§ **PROBLEM STATEMENT**
Scan the entries below for the word "image". Copy each line that has it.

Recorded data
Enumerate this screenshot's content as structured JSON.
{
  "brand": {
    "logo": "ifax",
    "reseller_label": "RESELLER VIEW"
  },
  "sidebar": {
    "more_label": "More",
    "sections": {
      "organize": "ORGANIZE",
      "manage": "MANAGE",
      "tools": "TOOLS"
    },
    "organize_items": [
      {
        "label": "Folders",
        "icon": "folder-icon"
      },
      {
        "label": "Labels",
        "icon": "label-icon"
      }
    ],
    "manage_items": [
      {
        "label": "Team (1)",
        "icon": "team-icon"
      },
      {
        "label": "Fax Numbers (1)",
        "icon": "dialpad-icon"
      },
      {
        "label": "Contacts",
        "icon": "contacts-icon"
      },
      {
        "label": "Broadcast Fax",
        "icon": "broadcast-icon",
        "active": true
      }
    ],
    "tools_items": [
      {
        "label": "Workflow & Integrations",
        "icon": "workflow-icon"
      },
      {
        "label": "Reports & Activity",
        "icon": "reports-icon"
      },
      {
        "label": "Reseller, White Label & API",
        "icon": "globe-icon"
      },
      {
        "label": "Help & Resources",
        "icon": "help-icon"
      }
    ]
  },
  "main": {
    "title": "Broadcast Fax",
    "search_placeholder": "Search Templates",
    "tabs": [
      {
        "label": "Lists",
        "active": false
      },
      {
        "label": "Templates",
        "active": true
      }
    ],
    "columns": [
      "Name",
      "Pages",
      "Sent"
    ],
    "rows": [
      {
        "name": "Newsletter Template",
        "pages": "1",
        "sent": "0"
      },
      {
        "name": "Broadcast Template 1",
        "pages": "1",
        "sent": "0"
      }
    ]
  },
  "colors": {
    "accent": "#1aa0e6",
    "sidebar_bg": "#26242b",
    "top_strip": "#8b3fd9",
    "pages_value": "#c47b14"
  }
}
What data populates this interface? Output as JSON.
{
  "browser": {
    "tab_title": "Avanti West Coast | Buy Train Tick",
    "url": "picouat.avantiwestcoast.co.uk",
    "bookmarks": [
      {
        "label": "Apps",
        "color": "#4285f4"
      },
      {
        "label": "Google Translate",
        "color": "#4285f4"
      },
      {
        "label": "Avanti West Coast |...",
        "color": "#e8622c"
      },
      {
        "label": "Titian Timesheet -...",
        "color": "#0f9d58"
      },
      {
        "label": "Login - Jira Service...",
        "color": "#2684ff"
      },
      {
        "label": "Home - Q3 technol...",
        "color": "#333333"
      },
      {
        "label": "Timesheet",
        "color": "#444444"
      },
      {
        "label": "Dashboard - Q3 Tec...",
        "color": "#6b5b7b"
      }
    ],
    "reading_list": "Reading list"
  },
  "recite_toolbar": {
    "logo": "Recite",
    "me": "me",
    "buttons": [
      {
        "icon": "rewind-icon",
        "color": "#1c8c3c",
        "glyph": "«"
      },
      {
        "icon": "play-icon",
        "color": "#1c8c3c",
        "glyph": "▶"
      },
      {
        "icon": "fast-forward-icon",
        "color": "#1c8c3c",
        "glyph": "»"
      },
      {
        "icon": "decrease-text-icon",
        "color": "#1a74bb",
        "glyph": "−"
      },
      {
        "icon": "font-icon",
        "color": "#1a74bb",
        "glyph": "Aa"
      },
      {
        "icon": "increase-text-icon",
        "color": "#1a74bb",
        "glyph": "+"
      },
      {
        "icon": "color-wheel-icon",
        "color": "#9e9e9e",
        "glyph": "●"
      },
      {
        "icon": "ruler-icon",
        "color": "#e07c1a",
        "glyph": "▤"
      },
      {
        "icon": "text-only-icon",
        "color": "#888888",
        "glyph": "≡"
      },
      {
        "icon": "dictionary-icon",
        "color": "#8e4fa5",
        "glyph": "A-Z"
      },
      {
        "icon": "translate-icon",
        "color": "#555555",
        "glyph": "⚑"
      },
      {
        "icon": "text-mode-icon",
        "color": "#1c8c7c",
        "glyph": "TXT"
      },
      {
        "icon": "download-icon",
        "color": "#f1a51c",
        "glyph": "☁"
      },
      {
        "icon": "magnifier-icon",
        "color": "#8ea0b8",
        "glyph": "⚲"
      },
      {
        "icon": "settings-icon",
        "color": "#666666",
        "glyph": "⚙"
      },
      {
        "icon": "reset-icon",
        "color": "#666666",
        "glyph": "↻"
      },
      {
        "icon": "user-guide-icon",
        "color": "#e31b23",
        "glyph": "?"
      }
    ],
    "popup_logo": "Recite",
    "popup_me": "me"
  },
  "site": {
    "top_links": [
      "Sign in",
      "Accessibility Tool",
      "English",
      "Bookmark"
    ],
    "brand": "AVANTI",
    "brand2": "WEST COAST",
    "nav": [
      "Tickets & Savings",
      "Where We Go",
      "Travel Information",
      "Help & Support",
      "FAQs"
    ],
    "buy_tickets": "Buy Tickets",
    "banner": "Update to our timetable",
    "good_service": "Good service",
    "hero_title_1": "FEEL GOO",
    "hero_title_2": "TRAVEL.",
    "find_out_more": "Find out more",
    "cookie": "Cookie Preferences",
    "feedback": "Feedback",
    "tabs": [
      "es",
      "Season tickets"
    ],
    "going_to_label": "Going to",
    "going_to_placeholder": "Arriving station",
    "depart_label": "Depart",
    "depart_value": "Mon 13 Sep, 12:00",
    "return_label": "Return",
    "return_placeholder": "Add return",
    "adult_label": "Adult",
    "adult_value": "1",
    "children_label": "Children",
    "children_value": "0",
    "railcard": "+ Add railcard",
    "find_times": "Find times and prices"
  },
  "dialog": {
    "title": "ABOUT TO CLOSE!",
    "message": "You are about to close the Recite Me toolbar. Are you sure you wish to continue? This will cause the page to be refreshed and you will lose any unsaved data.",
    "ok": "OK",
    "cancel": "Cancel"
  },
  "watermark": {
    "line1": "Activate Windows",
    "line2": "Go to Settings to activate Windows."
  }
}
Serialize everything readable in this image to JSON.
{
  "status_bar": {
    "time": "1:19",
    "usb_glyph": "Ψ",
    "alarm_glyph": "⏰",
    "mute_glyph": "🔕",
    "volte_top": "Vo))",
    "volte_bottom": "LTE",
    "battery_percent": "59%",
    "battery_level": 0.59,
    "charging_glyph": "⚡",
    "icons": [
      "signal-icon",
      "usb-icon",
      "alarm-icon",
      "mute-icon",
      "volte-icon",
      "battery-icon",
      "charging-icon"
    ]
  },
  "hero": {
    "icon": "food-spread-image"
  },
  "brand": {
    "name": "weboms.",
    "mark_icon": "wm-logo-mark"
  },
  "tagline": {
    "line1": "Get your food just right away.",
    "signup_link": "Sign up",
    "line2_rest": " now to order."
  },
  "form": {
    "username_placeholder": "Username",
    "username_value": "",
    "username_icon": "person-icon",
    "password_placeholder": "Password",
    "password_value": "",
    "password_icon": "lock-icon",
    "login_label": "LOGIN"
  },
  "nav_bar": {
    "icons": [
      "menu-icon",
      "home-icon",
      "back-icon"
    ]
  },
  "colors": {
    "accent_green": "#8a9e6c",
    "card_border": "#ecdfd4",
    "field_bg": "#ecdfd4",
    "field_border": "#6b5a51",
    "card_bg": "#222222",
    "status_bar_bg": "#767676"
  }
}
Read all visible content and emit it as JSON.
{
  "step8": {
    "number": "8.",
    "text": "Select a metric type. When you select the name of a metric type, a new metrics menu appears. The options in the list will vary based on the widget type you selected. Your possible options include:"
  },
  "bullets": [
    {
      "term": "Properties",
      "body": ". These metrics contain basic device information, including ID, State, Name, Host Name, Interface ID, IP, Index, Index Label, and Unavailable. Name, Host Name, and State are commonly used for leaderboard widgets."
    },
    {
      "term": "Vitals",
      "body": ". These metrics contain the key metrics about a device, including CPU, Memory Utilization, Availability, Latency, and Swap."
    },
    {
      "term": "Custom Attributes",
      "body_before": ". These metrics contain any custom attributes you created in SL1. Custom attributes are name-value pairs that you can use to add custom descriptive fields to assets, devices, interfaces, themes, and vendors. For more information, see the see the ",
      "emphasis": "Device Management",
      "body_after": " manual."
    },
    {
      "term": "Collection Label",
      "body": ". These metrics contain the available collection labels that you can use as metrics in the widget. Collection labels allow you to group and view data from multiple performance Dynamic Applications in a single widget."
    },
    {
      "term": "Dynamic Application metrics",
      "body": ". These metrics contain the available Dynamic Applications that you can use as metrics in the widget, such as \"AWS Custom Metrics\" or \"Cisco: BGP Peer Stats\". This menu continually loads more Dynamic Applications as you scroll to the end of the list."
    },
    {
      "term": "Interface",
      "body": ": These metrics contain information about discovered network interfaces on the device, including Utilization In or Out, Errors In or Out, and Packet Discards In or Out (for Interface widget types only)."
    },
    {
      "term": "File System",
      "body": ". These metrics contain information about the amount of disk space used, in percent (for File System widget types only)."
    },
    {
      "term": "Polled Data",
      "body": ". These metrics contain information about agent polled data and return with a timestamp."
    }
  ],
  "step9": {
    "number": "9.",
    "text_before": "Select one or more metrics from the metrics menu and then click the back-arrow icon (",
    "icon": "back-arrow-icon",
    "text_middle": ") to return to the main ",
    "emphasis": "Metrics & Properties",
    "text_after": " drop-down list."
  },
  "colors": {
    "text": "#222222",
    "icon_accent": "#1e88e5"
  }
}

§ **THE RESPONSE**
Serialize everything readable in this image to JSON.
    "icon": "food-spread-image"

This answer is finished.